■ DESCRIPTION OF THE TASK ■
The entries need to be copied exactly.

■ DATA FOR PROCESSING ■
* Start *

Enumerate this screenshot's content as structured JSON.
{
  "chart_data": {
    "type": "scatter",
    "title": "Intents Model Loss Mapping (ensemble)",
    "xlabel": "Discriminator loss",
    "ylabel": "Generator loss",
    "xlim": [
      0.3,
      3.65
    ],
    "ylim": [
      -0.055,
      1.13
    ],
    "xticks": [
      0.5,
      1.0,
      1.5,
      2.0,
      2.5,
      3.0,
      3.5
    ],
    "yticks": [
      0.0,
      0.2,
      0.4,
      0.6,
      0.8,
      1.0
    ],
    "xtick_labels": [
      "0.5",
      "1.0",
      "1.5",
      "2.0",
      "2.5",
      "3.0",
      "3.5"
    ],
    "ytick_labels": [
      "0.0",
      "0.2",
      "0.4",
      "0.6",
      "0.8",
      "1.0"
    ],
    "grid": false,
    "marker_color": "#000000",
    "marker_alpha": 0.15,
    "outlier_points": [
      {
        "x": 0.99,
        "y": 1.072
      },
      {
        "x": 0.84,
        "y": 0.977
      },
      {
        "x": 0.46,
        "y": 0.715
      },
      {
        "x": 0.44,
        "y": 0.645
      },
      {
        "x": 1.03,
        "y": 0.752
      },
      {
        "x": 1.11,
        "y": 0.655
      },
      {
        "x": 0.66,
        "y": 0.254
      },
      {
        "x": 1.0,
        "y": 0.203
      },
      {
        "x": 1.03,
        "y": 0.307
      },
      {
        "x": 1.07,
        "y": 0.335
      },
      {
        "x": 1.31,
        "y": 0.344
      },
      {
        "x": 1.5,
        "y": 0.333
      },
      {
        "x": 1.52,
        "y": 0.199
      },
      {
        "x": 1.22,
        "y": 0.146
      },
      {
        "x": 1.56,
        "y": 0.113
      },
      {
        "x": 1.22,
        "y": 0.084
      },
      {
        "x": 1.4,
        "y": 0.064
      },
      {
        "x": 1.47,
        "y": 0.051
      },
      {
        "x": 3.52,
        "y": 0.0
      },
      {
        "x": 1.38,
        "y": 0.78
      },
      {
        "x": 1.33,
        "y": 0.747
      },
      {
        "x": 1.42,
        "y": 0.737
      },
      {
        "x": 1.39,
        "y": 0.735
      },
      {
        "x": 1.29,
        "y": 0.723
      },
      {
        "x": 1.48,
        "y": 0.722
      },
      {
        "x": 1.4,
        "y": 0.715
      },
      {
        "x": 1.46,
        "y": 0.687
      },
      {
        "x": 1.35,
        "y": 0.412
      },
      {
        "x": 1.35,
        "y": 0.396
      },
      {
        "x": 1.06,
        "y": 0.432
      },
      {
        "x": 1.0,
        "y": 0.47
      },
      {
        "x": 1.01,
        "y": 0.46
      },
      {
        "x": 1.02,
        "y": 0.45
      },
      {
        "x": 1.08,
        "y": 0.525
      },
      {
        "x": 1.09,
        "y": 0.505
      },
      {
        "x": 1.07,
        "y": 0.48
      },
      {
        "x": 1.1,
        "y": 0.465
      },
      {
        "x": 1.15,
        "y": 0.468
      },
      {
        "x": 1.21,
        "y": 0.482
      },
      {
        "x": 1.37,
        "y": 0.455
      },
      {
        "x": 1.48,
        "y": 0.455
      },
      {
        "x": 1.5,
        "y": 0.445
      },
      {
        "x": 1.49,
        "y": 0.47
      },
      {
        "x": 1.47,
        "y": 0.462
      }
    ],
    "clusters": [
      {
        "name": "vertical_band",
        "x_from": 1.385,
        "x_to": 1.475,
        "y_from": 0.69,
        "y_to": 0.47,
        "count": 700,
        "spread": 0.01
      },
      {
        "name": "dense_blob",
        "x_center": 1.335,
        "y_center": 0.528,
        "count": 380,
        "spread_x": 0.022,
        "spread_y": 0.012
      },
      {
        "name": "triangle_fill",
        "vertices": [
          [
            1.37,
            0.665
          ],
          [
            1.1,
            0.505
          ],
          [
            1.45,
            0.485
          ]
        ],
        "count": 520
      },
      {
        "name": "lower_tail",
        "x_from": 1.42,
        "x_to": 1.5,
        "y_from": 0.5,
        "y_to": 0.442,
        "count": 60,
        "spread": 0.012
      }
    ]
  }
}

* End *

■ EXERCISE OUTPUT ■
Enumerate this screenshot's content as structured JSON.
{
  "chart_data": {
    "type": "scatter",
    "title": "Intents Model Loss Mapping (ensemble)",
    "xlabel": "Discriminator loss",
    "ylabel": "Generator loss",
    "xlim": [
      0.3,
      3.65
    ],
    "ylim": [
      -0.055,
      1.13
    ],
    "xticks": [
      0.5,
      1.0,
      1.5,
      2.0,
      2.5,
      3.0,
      3.5
    ],
    "yticks": [
      0.0,
      0.2,
      0.4,
      0.6,
      0.8,
      1.0
    ],
    "xtick_labels": [
      "0.5",
      "1.0",
      "1.5",
      "2.0",
      "2.5",
      "3.0",
      "3.5"
    ],
    "ytick_labels": [
      "0.0",
      "0.2",
      "0.4",
      "0.6",
      "0.8",
      "1.0"
    ],
    "grid": false,
    "marker_color": "#000000",
    "marker_alpha": 0.15,
    "outlier_points": [
      {
        "x": 0.99,
        "y": 1.072
      },
      {
        "x": 0.84,
        "y": 0.977
      },
      {
        "x": 0.46,
        "y": 0.715
      },
      {
        "x": 0.44,
        "y": 0.645
      },
      {
        "x": 1.03,
        "y": 0.752
      },
      {
        "x": 1.11,
        "y": 0.655
      },
      {
        "x": 0.66,
        "y": 0.254
      },
      {
        "x": 1.0,
        "y": 0.203
      },
      {
        "x": 1.03,
        "y": 0.307
      },
      {
        "x": 1.07,
        "y": 0.335
      },
      {
        "x": 1.31,
        "y": 0.344
      },
      {
        "x": 1.5,
        "y": 0.333
      },
      {
        "x": 1.52,
        "y": 0.199
      },
      {
        "x": 1.22,
        "y": 0.146
      },
      {
        "x": 1.56,
        "y": 0.113
      },
      {
        "x": 1.22,
        "y": 0.084
      },
      {
        "x": 1.4,
        "y": 0.064
      },
      {
        "x": 1.47,
        "y": 0.051
      },
      {
        "x": 3.52,
        "y": 0.0
      },
      {
        "x": 1.38,
        "y": 0.78
      },
      {
        "x": 1.33,
        "y": 0.747
      },
      {
        "x": 1.42,
        "y": 0.737
      },
      {
        "x": 1.39,
        "y": 0.735
      },
      {
        "x": 1.29,
        "y": 0.723
      },
      {
        "x": 1.48,
        "y": 0.722
      },
      {
        "x": 1.4,
        "y": 0.715
      },
      {
        "x": 1.46,
        "y": 0.687
      },
      {
        "x": 1.35,
        "y": 0.412
      },
      {
        "x": 1.35,
        "y": 0.396
      },
      {
        "x": 1.06,
        "y": 0.432
      },
      {
        "x": 1.0,
        "y": 0.47
      },
      {
        "x": 1.01,
        "y": 0.46
      },
      {
        "x": 1.02,
        "y": 0.45
      },
      {
        "x": 1.08,
        "y": 0.525
      },
      {
        "x": 1.09,
        "y": 0.505
      },
      {
        "x": 1.07,
        "y": 0.48
      },
      {
        "x": 1.1,
        "y": 0.465
      },
      {
        "x": 1.15,
        "y": 0.468
      },
      {
        "x": 1.21,
        "y": 0.482
      },
      {
        "x": 1.37,
        "y": 0.455
      },
      {
        "x": 1.48,
        "y": 0.455
      },
      {
        "x": 1.5,
        "y": 0.445
      },
      {
        "x": 1.49,
        "y": 0.47
      },
      {
        "x": 1.47,
        "y": 0.462
      }
    ],
    "clusters": [
      {
        "name": "vertical_band",
        "x_from": 1.385,
        "x_to": 1.475,
        "y_from": 0.69,
        "y_to": 0.47,
        "count": 700,
        "spread": 0.01
      },
      {
        "name": "dense_blob",
        "x_center": 1.335,
        "y_center": 0.528,
        "count": 380,
        "spread_x": 0.022,
        "spread_y": 0.012
      },
      {
        "name": "triangle_fill",
        "vertices": [
          [
            1.37,
            0.665
          ],
          [
            1.1,
            0.505
          ],
          [
            1.45,
            0.485
          ]
        ],
        "count": 520
      },
      {
        "name": "lower_tail",
        "x_from": 1.42,
        "x_to": 1.5,
        "y_from": 0.5,
        "y_to": 0.442,
        "count": 60,
        "spread": 0.012
      }
    ]
  }
}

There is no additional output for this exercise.